THE TASK >> Wherever the word "承建单位按工程承建合同文件规定" appears in the entries, copy the whole line.

_ _ _

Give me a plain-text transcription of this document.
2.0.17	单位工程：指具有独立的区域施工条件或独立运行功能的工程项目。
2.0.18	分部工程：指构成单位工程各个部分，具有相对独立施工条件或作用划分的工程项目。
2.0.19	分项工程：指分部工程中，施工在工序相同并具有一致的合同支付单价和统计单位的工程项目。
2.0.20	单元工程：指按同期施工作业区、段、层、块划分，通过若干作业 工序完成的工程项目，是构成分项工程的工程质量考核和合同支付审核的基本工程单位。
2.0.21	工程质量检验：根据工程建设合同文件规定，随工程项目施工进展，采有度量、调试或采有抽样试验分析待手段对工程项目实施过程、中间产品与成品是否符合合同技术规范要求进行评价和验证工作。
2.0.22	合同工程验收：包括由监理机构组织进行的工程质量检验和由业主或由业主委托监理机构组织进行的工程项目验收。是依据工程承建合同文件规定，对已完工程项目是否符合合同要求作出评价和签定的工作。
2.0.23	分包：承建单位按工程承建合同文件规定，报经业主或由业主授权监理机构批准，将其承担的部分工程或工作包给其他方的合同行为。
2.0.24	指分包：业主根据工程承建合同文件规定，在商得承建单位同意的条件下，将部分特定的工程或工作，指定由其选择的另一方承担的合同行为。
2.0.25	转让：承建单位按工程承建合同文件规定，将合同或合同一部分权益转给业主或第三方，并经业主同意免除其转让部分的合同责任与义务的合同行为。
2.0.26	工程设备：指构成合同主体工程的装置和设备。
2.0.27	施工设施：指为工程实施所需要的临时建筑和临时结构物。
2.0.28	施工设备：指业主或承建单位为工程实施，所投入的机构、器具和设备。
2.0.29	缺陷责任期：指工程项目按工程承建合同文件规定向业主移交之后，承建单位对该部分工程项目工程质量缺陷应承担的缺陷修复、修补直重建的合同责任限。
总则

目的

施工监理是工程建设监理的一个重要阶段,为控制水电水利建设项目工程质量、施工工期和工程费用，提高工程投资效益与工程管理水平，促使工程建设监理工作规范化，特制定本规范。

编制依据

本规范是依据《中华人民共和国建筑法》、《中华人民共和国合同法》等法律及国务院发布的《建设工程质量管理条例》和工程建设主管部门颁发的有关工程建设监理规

_ _ _

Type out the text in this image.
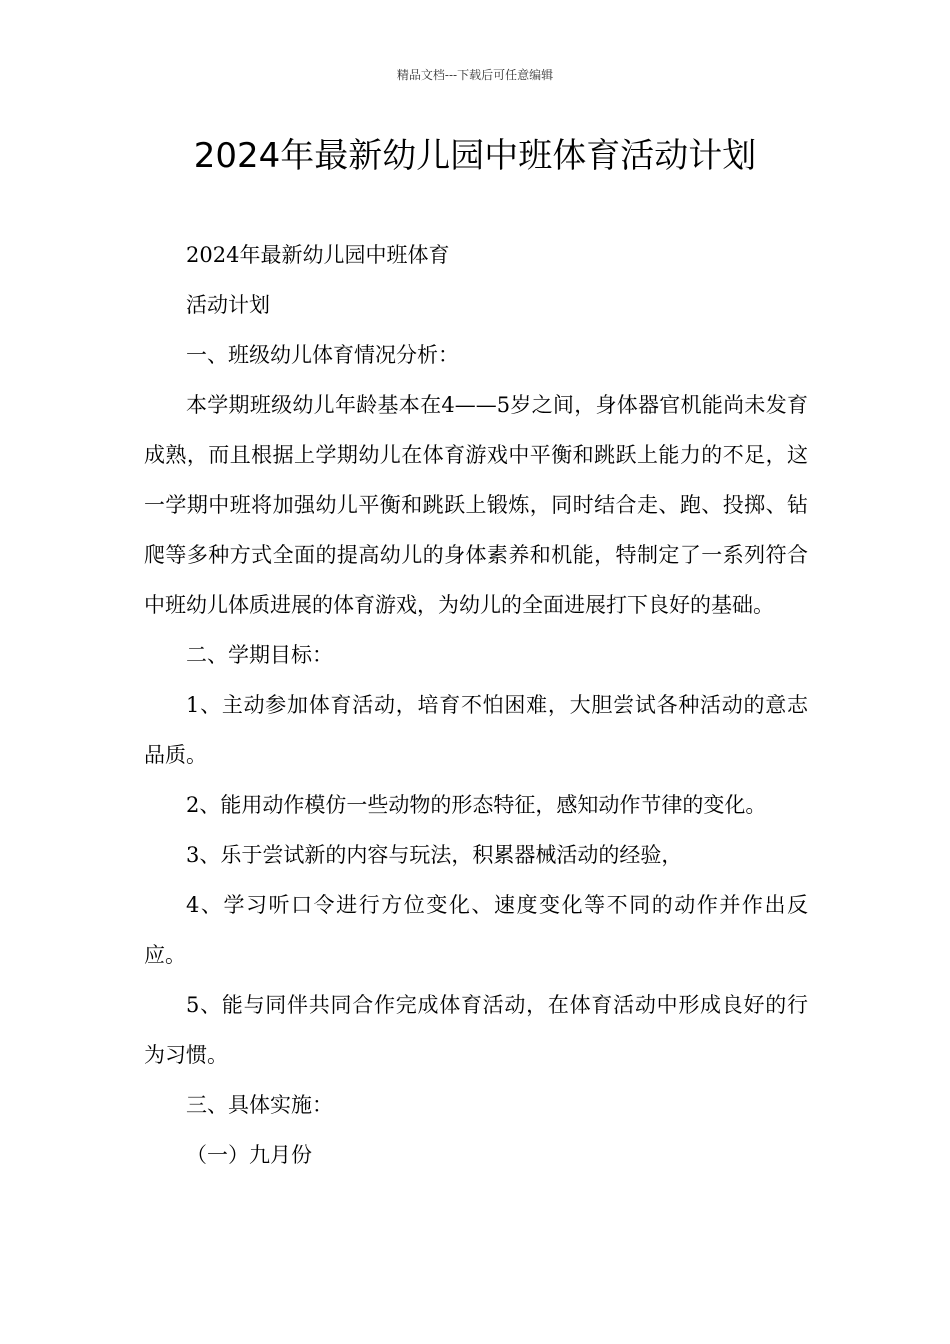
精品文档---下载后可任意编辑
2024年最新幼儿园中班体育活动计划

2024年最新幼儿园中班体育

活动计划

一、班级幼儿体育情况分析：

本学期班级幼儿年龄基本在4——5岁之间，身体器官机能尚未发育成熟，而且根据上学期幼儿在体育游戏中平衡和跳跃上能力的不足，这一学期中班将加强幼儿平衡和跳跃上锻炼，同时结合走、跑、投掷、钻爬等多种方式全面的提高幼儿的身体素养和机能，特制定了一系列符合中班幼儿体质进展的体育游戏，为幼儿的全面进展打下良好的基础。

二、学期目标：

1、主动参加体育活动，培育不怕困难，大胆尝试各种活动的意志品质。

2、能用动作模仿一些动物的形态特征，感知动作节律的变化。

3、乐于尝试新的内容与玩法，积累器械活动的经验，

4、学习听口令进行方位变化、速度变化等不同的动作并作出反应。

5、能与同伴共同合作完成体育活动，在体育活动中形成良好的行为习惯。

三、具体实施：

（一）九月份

_ _ _

REPLY >>
2.0.23	分包：承建单位按工程承建合同文件规定，报经业主或由业主授权监理机构批准，将其承担的部分工程或工作包给其他方的合同行为。
2.0.25	转让：承建单位按工程承建合同文件规定，将合同或合同一部分权益转给业主或第三方，并经业主同意免除其转让部分的合同责任与义务的合同行为。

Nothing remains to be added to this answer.